Data extract:
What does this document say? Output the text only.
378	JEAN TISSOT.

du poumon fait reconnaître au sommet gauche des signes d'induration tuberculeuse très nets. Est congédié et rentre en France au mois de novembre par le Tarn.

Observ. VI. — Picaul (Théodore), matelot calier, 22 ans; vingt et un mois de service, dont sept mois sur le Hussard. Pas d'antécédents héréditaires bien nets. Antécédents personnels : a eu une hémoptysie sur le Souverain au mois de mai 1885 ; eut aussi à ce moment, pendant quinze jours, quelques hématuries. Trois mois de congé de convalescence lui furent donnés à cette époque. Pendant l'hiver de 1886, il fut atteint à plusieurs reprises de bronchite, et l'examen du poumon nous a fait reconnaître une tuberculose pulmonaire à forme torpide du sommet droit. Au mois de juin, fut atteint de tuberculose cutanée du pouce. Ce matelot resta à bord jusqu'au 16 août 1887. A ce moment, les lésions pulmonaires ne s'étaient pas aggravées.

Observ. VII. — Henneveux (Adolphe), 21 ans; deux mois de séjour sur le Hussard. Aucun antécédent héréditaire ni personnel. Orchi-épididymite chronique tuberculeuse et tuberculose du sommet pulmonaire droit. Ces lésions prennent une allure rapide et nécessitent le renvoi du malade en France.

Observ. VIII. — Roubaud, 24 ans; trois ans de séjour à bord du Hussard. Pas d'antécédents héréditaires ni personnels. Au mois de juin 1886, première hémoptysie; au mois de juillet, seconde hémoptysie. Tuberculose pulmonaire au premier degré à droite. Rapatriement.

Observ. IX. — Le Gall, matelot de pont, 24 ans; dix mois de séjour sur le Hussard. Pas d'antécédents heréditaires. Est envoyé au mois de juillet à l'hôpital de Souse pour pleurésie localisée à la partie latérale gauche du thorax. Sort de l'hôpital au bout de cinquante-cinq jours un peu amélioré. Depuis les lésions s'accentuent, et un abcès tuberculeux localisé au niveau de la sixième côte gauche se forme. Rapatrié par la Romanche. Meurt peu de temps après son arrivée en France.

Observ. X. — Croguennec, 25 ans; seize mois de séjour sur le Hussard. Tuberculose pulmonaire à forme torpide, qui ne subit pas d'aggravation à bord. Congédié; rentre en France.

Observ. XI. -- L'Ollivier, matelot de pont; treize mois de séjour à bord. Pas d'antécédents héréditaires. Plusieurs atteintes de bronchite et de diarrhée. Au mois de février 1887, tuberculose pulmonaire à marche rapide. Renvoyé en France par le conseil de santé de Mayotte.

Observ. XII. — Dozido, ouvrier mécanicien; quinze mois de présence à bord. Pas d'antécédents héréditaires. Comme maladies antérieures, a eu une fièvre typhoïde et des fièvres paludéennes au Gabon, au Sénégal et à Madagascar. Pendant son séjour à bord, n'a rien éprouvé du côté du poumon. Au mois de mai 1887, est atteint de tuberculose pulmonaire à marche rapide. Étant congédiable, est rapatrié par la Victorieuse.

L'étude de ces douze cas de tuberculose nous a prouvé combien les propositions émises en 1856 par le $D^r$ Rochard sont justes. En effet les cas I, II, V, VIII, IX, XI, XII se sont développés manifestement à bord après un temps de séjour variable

Goal: Extract the complete listing above, reproducing each line exactly.

Exercise output:
What does this document say? Output the text only.
378	JEAN TISSOT.

du poumon fait reconnaître au sommet gauche des signes d'induration tuberculeuse très nets. Est congédié et rentre en France au mois de novembre par le Tarn.

Observ. VI. — Picaul (Théodore), matelot calier, 22 ans; vingt et un mois de service, dont sept mois sur le Hussard. Pas d'antécédents héréditaires bien nets. Antécédents personnels : a eu une hémoptysie sur le Souverain au mois de mai 1885 ; eut aussi à ce moment, pendant quinze jours, quelques hématuries. Trois mois de congé de convalescence lui furent donnés à cette époque. Pendant l'hiver de 1886, il fut atteint à plusieurs reprises de bronchite, et l'examen du poumon nous a fait reconnaître une tuberculose pulmonaire à forme torpide du sommet droit. Au mois de juin, fut atteint de tuberculose cutanée du pouce. Ce matelot resta à bord jusqu'au 16 août 1887. A ce moment, les lésions pulmonaires ne s'étaient pas aggravées.

Observ. VII. — Henneveux (Adolphe), 21 ans; deux mois de séjour sur le Hussard. Aucun antécédent héréditaire ni personnel. Orchi-épididymite chronique tuberculeuse et tuberculose du sommet pulmonaire droit. Ces lésions prennent une allure rapide et nécessitent le renvoi du malade en France.

Observ. VIII. — Roubaud, 24 ans; trois ans de séjour à bord du Hussard. Pas d'antécédents héréditaires ni personnels. Au mois de juin 1886, première hémoptysie; au mois de juillet, seconde hémoptysie. Tuberculose pulmonaire au premier degré à droite. Rapatriement.

Observ. IX. — Le Gall, matelot de pont, 24 ans; dix mois de séjour sur le Hussard. Pas d'antécédents heréditaires. Est envoyé au mois de juillet à l'hôpital de Souse pour pleurésie localisée à la partie latérale gauche du thorax. Sort de l'hôpital au bout de cinquante-cinq jours un peu amélioré. Depuis les lésions s'accentuent, et un abcès tuberculeux localisé au niveau de la sixième côte gauche se forme. Rapatrié par la Romanche. Meurt peu de temps après son arrivée en France.

Observ. X. — Croguennec, 25 ans; seize mois de séjour sur le Hussard. Tuberculose pulmonaire à forme torpide, qui ne subit pas d'aggravation à bord. Congédié; rentre en France.

Observ. XI. -- L'Ollivier, matelot de pont; treize mois de séjour à bord. Pas d'antécédents héréditaires. Plusieurs atteintes de bronchite et de diarrhée. Au mois de février 1887, tuberculose pulmonaire à marche rapide. Renvoyé en France par le conseil de santé de Mayotte.

Observ. XII. — Dozido, ouvrier mécanicien; quinze mois de présence à bord. Pas d'antécédents héréditaires. Comme maladies antérieures, a eu une fièvre typhoïde et des fièvres paludéennes au Gabon, au Sénégal et à Madagascar. Pendant son séjour à bord, n'a rien éprouvé du côté du poumon. Au mois de mai 1887, est atteint de tuberculose pulmonaire à marche rapide. Étant congédiable, est rapatrié par la Victorieuse.

L'étude de ces douze cas de tuberculose nous a prouvé combien les propositions émises en 1856 par le $D^r$ Rochard sont justes. En effet les cas I, II, V, VIII, IX, XI, XII se sont développés manifestement à bord après un temps de séjour variable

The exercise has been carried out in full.